### Do this
Quote the records below word for word, omitting the pictures.

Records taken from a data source
______
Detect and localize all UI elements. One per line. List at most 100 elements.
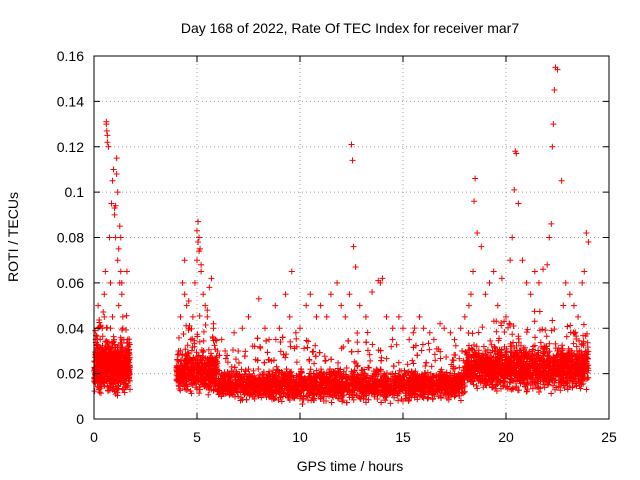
data-point	[269, 389, 276, 396]
data-point	[96, 317, 103, 324]
data-point	[385, 390, 392, 397]
data-point	[200, 328, 207, 335]
data-point	[116, 366, 123, 373]
data-point	[305, 338, 312, 345]
data-point	[213, 371, 220, 378]
data-point	[411, 385, 418, 392]
data-point	[115, 353, 122, 360]
data-point	[202, 370, 209, 377]
data-point	[394, 378, 401, 385]
data-point	[101, 378, 108, 385]
data-point	[543, 343, 550, 350]
data-point	[114, 382, 121, 389]
data-point	[470, 381, 477, 388]
data-point	[551, 326, 558, 333]
data-point	[175, 351, 182, 358]
data-point	[123, 312, 130, 319]
data-point	[417, 380, 424, 387]
data-point	[322, 357, 329, 364]
data-point	[278, 398, 285, 405]
data-point	[529, 378, 536, 385]
data-point	[205, 384, 212, 391]
data-point	[237, 383, 244, 390]
data-point	[480, 343, 487, 350]
data-point	[272, 395, 279, 402]
data-point	[250, 367, 257, 374]
data-point	[193, 376, 200, 383]
data-point	[445, 375, 452, 382]
data-point	[583, 386, 590, 393]
data-point	[100, 308, 107, 315]
data-point	[409, 357, 416, 364]
data-point	[306, 357, 313, 364]
data-point	[249, 386, 256, 393]
data-point	[180, 331, 187, 338]
data-point	[272, 381, 279, 388]
data-point	[259, 371, 266, 378]
data-point	[224, 352, 231, 359]
data-point	[104, 368, 111, 375]
data-point	[311, 387, 318, 394]
data-point	[175, 334, 182, 341]
data-point	[406, 382, 413, 389]
data-point	[361, 388, 368, 395]
data-point	[354, 330, 361, 337]
data-point	[293, 385, 300, 392]
data-point	[176, 375, 183, 382]
data-point	[424, 375, 431, 382]
data-point	[456, 364, 463, 371]
data-point	[328, 399, 335, 406]
data-point	[363, 392, 370, 399]
data-point	[114, 357, 121, 364]
data-point	[345, 337, 352, 344]
data-point	[537, 385, 544, 392]
data-point	[419, 341, 426, 348]
data-point	[456, 355, 463, 362]
data-point	[345, 383, 352, 390]
data-point	[210, 378, 217, 385]
data-point	[92, 364, 99, 371]
data-point	[404, 361, 411, 368]
data-point	[109, 359, 116, 366]
data-point	[351, 374, 358, 381]
data-point	[123, 326, 130, 333]
data-point	[550, 382, 557, 389]
data-point	[202, 380, 209, 387]
data-point	[382, 397, 389, 404]
data-point	[187, 388, 194, 395]
data-point	[327, 382, 334, 389]
data-point	[443, 354, 450, 361]
data-point	[243, 396, 250, 403]
data-point	[435, 385, 442, 392]
data-point	[447, 376, 454, 383]
grid-lines	[94, 56, 609, 419]
data-point	[98, 381, 105, 388]
data-point	[96, 389, 103, 396]
data-point	[174, 378, 181, 385]
data-point	[101, 355, 108, 362]
data-point	[567, 322, 574, 329]
data-point	[439, 384, 446, 391]
data-point	[426, 346, 433, 353]
data-point	[246, 371, 253, 378]
data-point	[505, 324, 512, 331]
data-point	[506, 320, 513, 327]
data-point	[272, 336, 279, 343]
data-point	[438, 394, 445, 401]
data-point	[442, 372, 449, 379]
data-point	[238, 366, 245, 373]
data-point	[111, 341, 118, 348]
data-point	[228, 363, 235, 370]
data-point	[213, 337, 220, 344]
data-point	[105, 359, 112, 366]
data-point	[411, 394, 418, 401]
data-point	[261, 359, 268, 366]
data-point	[325, 376, 332, 383]
data-point	[199, 355, 206, 362]
data-point	[425, 340, 432, 347]
data-point	[475, 329, 482, 336]
data-point	[293, 376, 300, 383]
data-point	[276, 369, 283, 376]
data-point	[229, 391, 236, 398]
data-point	[305, 397, 312, 404]
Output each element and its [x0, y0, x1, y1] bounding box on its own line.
______
### Result of this exercise
Detect and localize all UI elements. One per line. List at most 100 elements.
data-point	[269, 389, 276, 396]
data-point	[96, 317, 103, 324]
data-point	[385, 390, 392, 397]
data-point	[200, 328, 207, 335]
data-point	[116, 366, 123, 373]
data-point	[305, 338, 312, 345]
data-point	[213, 371, 220, 378]
data-point	[411, 385, 418, 392]
data-point	[115, 353, 122, 360]
data-point	[202, 370, 209, 377]
data-point	[394, 378, 401, 385]
data-point	[101, 378, 108, 385]
data-point	[543, 343, 550, 350]
data-point	[114, 382, 121, 389]
data-point	[470, 381, 477, 388]
data-point	[551, 326, 558, 333]
data-point	[175, 351, 182, 358]
data-point	[123, 312, 130, 319]
data-point	[417, 380, 424, 387]
data-point	[322, 357, 329, 364]
data-point	[278, 398, 285, 405]
data-point	[529, 378, 536, 385]
data-point	[205, 384, 212, 391]
data-point	[237, 383, 244, 390]
data-point	[480, 343, 487, 350]
data-point	[272, 395, 279, 402]
data-point	[250, 367, 257, 374]
data-point	[193, 376, 200, 383]
data-point	[445, 375, 452, 382]
data-point	[583, 386, 590, 393]
data-point	[100, 308, 107, 315]
data-point	[409, 357, 416, 364]
data-point	[306, 357, 313, 364]
data-point	[249, 386, 256, 393]
data-point	[180, 331, 187, 338]
data-point	[272, 381, 279, 388]
data-point	[259, 371, 266, 378]
data-point	[224, 352, 231, 359]
data-point	[104, 368, 111, 375]
data-point	[311, 387, 318, 394]
data-point	[175, 334, 182, 341]
data-point	[406, 382, 413, 389]
data-point	[361, 388, 368, 395]
data-point	[354, 330, 361, 337]
data-point	[293, 385, 300, 392]
data-point	[176, 375, 183, 382]
data-point	[424, 375, 431, 382]
data-point	[456, 364, 463, 371]
data-point	[328, 399, 335, 406]
data-point	[363, 392, 370, 399]
data-point	[114, 357, 121, 364]
data-point	[345, 337, 352, 344]
data-point	[537, 385, 544, 392]
data-point	[419, 341, 426, 348]
data-point	[456, 355, 463, 362]
data-point	[345, 383, 352, 390]
data-point	[210, 378, 217, 385]
data-point	[92, 364, 99, 371]
data-point	[404, 361, 411, 368]
data-point	[109, 359, 116, 366]
data-point	[351, 374, 358, 381]
data-point	[123, 326, 130, 333]
data-point	[550, 382, 557, 389]
data-point	[202, 380, 209, 387]
data-point	[382, 397, 389, 404]
data-point	[187, 388, 194, 395]
data-point	[327, 382, 334, 389]
data-point	[443, 354, 450, 361]
data-point	[243, 396, 250, 403]
data-point	[435, 385, 442, 392]
data-point	[447, 376, 454, 383]
grid-lines	[94, 56, 609, 419]
data-point	[98, 381, 105, 388]
data-point	[96, 389, 103, 396]
data-point	[174, 378, 181, 385]
data-point	[101, 355, 108, 362]
data-point	[567, 322, 574, 329]
data-point	[439, 384, 446, 391]
data-point	[426, 346, 433, 353]
data-point	[246, 371, 253, 378]
data-point	[505, 324, 512, 331]
data-point	[506, 320, 513, 327]
data-point	[272, 336, 279, 343]
data-point	[438, 394, 445, 401]
data-point	[442, 372, 449, 379]
data-point	[238, 366, 245, 373]
data-point	[111, 341, 118, 348]
data-point	[228, 363, 235, 370]
data-point	[213, 337, 220, 344]
data-point	[105, 359, 112, 366]
data-point	[411, 394, 418, 401]
data-point	[261, 359, 268, 366]
data-point	[325, 376, 332, 383]
data-point	[199, 355, 206, 362]
data-point	[425, 340, 432, 347]
data-point	[475, 329, 482, 336]
data-point	[293, 376, 300, 383]
data-point	[276, 369, 283, 376]
data-point	[229, 391, 236, 398]
data-point	[305, 397, 312, 404]
Output each element and its [x0, y0, x1, y1] bounding box on its own line.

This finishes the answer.